## AIM
Reproduce the listing below verbatim, preserving every line in order.

## LISTED RECORDS
** Start **

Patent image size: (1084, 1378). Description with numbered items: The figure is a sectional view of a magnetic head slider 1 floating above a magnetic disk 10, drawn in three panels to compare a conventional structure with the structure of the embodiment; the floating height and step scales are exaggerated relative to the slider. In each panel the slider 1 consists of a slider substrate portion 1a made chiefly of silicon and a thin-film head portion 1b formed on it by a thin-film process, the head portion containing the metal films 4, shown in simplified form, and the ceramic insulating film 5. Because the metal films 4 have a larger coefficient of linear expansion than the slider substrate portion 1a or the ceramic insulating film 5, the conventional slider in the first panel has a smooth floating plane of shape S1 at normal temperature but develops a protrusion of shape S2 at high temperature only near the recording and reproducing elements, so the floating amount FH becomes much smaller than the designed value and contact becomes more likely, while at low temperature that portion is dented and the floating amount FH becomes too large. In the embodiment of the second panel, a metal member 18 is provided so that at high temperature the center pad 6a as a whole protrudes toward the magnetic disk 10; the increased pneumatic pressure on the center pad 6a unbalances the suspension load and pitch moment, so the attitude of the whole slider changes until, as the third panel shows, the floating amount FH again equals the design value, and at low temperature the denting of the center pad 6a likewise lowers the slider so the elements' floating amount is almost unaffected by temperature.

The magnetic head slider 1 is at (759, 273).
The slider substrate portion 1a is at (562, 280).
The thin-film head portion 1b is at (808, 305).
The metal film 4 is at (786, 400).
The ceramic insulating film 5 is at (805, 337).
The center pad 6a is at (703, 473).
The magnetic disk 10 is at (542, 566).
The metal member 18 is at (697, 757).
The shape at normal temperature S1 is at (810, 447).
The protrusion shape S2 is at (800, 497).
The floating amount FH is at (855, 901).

** End **

## TASK RESPONSE
Patent image size: (1084, 1378). Description with numbered items: The figure is a sectional view of a magnetic head slider 1 floating above a magnetic disk 10, drawn in three panels to compare a conventional structure with the structure of the embodiment; the floating height and step scales are exaggerated relative to the slider. In each panel the slider 1 consists of a slider substrate portion 1a made chiefly of silicon and a thin-film head portion 1b formed on it by a thin-film process, the head portion containing the metal films 4, shown in simplified form, and the ceramic insulating film 5. Because the metal films 4 have a larger coefficient of linear expansion than the slider substrate portion 1a or the ceramic insulating film 5, the conventional slider in the first panel has a smooth floating plane of shape S1 at normal temperature but develops a protrusion of shape S2 at high temperature only near the recording and reproducing elements, so the floating amount FH becomes much smaller than the designed value and contact becomes more likely, while at low temperature that portion is dented and the floating amount FH becomes too large. In the embodiment of the second panel, a metal member 18 is provided so that at high temperature the center pad 6a as a whole protrudes toward the magnetic disk 10; the increased pneumatic pressure on the center pad 6a unbalances the suspension load and pitch moment, so the attitude of the whole slider changes until, as the third panel shows, the floating amount FH again equals the design value, and at low temperature the denting of the center pad 6a likewise lowers the slider so the elements' floating amount is almost unaffected by temperature.

The magnetic head slider 1 is at (759, 273).
The slider substrate portion 1a is at (562, 280).
The thin-film head portion 1b is at (808, 305).
The metal film 4 is at (786, 400).
The ceramic insulating film 5 is at (805, 337).
The center pad 6a is at (703, 473).
The magnetic disk 10 is at (542, 566).
The metal member 18 is at (697, 757).
The shape at normal temperature S1 is at (810, 447).
The protrusion shape S2 is at (800, 497).
The floating amount FH is at (855, 901).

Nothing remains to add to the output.